Trasmissione digitale non per tutti
Con dm 10 maggio 2019, emanato in forza dell’ultimo periodo del comma 1 dell’art. 2, sono stati disposti alcuni esoneri a carattere temporaneo dall’obbligo di memorizzazione elettronica e di trasmissione telematica dei corrispettivi. L’articolo 1 del dm stabilisce che l’obbligo non si applica:
1. alle operazioni escluse dall’obbligo di certificazione dei corrispettivi ai sensi
– dell’art. 2 del dpr n. 696/1996 (es. cessioni di tabacchi; cessioni di pubblicazioni editoriali; servizi di taxi; somministrazioni in forma itinerante in stadi, stazioni; operazioni effettuate dagli enti non lucrativi in regime legge n. 398/91; ecc).
– del dm 13 febbraio 2015 (servizi di stampa e recapito dei duplicati di patente, nonché servizi di gestione e rendicontazione del pagamento di corrispettivi, resi da concessionari pubblici)
– del dm 27 ottobre 2015 (servizi elettronici, di telecomunicazione e di teleradiodiffusione, resi a destinatari che non agiscono in veste di soggetti passivi dell’Iva)

• **Cosa farai**:
1. Rispondi a queste domande sul testo che riguarda la trasmissione telematica dei corrispettivi:
(a) Con quale decreto sono stati disposti gli esoneri temporanei?
(b) Quale legge regola il regime degli enti non lucrativi citato tra le operazioni escluse?
(c) A chi devono essere resi i servizi elettronici, di telecomunicazione e di teleradiodiffusione indicati dal dm 27 ottobre 2015?
2. Prosegui il testo sulla trasmissione telematica dei corrispettivi partendo subito dopo l'ultima riga.

• **Voci estratte**:
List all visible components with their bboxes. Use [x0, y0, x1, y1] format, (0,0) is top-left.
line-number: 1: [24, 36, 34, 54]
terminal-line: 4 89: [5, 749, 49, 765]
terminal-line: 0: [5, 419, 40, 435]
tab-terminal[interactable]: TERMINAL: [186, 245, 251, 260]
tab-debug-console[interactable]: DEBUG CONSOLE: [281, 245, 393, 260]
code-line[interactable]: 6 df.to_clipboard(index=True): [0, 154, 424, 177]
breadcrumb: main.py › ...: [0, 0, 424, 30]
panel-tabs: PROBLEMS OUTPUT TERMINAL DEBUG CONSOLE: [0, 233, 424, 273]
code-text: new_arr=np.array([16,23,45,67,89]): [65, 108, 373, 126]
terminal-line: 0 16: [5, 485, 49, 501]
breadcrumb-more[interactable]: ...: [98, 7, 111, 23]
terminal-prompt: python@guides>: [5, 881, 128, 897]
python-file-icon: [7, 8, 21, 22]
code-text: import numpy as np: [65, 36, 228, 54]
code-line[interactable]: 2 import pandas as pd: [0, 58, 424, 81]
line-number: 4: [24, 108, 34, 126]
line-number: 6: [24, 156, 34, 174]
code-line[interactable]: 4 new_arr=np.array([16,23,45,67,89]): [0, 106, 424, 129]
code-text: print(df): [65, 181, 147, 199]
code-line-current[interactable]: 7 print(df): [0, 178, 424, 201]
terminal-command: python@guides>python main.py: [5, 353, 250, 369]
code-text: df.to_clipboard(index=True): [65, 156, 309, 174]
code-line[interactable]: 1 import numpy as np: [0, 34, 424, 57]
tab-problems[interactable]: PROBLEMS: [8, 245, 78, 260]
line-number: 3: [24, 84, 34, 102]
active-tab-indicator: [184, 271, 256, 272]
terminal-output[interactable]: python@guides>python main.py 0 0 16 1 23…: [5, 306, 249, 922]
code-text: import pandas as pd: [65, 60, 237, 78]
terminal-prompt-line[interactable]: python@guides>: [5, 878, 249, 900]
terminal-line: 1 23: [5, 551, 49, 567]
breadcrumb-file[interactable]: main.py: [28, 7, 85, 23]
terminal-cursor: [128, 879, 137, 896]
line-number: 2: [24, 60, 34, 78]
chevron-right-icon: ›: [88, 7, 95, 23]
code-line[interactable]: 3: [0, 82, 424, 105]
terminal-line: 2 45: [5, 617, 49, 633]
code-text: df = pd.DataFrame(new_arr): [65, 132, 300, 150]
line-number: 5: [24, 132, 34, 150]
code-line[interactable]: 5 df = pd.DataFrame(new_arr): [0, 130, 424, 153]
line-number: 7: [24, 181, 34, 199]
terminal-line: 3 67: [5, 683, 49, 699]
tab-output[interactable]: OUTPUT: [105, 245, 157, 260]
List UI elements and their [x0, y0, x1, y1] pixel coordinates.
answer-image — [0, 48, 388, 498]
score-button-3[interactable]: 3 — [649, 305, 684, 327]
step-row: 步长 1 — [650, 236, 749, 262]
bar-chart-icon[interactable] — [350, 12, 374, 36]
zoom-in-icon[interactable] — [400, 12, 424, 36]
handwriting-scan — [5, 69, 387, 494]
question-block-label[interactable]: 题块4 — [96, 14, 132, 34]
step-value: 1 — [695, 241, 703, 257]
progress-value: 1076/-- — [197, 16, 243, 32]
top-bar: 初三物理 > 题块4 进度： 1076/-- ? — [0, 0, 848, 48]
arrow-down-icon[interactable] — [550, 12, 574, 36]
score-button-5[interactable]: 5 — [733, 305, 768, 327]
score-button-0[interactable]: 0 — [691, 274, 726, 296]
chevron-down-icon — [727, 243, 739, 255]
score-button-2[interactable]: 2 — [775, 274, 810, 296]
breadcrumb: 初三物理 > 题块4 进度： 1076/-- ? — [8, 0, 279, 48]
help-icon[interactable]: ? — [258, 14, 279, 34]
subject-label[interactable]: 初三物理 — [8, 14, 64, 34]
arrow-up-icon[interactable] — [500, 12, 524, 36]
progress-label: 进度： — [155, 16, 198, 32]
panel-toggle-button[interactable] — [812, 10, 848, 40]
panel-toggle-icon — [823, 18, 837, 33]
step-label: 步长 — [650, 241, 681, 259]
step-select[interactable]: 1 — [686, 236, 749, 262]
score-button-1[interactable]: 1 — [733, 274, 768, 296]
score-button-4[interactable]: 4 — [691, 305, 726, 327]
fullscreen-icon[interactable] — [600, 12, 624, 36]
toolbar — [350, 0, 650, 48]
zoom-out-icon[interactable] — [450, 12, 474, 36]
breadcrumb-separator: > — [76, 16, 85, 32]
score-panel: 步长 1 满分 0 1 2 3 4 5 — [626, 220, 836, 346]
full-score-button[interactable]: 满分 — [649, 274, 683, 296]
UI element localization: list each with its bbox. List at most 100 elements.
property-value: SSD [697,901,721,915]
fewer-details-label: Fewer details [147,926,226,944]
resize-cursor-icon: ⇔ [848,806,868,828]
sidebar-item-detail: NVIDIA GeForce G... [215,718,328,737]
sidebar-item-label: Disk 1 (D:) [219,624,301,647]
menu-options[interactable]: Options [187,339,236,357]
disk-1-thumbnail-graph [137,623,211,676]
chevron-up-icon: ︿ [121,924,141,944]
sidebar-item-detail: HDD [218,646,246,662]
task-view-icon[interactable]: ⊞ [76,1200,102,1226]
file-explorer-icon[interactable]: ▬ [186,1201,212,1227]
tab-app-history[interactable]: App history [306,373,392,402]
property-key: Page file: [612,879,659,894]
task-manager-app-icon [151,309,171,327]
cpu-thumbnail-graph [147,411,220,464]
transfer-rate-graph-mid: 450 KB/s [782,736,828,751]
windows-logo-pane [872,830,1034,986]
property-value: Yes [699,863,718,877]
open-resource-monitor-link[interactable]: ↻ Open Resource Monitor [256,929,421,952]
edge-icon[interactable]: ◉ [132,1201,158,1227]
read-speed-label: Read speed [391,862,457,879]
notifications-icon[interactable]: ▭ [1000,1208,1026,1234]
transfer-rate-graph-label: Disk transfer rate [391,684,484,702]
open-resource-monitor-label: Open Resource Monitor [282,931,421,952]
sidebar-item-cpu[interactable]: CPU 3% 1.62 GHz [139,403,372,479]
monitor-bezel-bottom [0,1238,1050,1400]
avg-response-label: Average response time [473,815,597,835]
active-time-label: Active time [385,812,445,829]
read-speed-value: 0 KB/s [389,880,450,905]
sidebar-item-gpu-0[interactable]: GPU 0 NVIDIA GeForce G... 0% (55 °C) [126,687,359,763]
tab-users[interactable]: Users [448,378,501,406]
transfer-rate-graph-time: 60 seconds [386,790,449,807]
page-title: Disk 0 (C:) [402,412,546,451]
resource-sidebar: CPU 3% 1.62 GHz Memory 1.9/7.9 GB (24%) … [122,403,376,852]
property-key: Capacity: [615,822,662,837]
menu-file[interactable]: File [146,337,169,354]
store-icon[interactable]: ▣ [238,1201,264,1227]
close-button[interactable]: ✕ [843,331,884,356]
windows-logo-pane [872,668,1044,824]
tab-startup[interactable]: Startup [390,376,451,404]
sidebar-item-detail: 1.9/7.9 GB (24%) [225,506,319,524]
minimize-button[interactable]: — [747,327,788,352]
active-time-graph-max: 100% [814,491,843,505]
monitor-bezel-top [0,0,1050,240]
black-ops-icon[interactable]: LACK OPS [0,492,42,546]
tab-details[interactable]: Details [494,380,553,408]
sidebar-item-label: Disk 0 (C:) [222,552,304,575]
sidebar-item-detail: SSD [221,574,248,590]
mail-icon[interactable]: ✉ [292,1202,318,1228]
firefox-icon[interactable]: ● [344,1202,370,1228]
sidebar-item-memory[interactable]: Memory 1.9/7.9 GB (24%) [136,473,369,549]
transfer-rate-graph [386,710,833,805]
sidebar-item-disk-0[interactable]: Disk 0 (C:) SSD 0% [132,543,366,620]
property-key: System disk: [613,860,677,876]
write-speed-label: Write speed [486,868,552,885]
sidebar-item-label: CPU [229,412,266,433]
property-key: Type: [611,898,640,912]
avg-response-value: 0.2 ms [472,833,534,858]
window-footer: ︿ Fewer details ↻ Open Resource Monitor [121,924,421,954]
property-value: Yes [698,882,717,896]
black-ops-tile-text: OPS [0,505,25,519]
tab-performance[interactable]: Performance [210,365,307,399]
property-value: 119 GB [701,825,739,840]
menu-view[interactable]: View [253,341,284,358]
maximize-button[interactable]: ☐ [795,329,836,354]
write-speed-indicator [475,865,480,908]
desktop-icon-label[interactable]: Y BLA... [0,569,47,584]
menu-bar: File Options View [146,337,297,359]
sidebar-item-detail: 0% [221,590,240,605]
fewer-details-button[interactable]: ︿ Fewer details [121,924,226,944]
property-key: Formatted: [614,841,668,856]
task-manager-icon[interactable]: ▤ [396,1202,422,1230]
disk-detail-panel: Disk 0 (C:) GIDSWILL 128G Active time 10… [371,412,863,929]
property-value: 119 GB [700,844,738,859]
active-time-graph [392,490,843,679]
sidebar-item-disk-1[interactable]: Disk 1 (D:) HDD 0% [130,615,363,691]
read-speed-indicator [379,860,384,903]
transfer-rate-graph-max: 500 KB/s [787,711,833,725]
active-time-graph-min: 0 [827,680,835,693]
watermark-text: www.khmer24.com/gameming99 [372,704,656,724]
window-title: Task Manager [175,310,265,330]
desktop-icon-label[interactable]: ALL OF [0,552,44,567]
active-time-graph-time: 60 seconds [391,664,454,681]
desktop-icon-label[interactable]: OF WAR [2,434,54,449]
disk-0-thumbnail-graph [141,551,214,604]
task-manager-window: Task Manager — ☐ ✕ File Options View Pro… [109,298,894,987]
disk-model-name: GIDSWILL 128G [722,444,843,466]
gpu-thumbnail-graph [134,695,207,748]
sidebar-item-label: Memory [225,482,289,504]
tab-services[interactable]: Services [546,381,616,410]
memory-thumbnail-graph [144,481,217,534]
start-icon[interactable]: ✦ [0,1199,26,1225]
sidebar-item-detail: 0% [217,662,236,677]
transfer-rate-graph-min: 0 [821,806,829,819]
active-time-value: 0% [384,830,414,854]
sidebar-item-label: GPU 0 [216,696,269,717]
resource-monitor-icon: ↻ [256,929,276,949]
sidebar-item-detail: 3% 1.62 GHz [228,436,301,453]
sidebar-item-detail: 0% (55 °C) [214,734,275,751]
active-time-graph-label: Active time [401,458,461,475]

• **Risposte ai compiti**:
1.
(a) Con il dm 10 maggio 2019.
(b) La legge n. 398/91.
(c) A destinatari che non agiscono in veste di soggetti passivi dell'Iva.

2.
2. alle prestazioni di trasporto pubblico collettivo di persone e di veicoli e bagagli al seguito, soggette alla speciale disciplina del biglietto di trasporto con funzione di certificazione fiscale
3. fino al 31 dicembre 2019, alle operazioni collegate e connesse a quelle di cui ai precedenti punti 1 e 2 nonché alle operazioni di cui all’art. 22 del dpr n. 633/72 (cessioni e prestazioni non soggette a fatturazione obbligatoria), effettuate in via marginale rispetto a quelle di cui ai punti 1 e 2 o rispetto a quelle soggette a fatturazione obbligatoria. Stando alla costruzione del periodo, il requisito della marginalità, che secondo il decreto ricorre quando i relativi ricavi o compensi non superano l’1% del volume d’affari dell’anno 2018, parrebbe richiesto anche per le operazioni «collegate e connesse» a quelle di cui ai precedenti punti 1 e 2, mentre la relazione illustrativa sembra escludere tale lettura, sicché la marginalità non parrebbe necessaria per dette operazioni (in relazione alle quali sarebbe comunque opportuno chiarire i concetti di collegamento e connessione)
4. alle operazioni effettuate a bordo di navi, treni o aerei nel corso di un trasporto internazionale. Tutte le operazioni elencate dovranno continuare ad essere annotate nel registro dei corrispettivi previsto dall’art. 24 del dpr n. 633/72. Per le operazioni di cui ai punti 3 e 4, inoltre, resta fermo l’obbligo di rilasciare scontrini e ricevute fiscali, con l’osservanza della relativa disciplina.
E’ comunque consentito ai soggetti che effettuano le suddette operazioni di effettuare volontariamente la trasmissione telematica dei corrispettivi, per esempio al fine di evitare l’obbligo di annotazione nell’apposito registro.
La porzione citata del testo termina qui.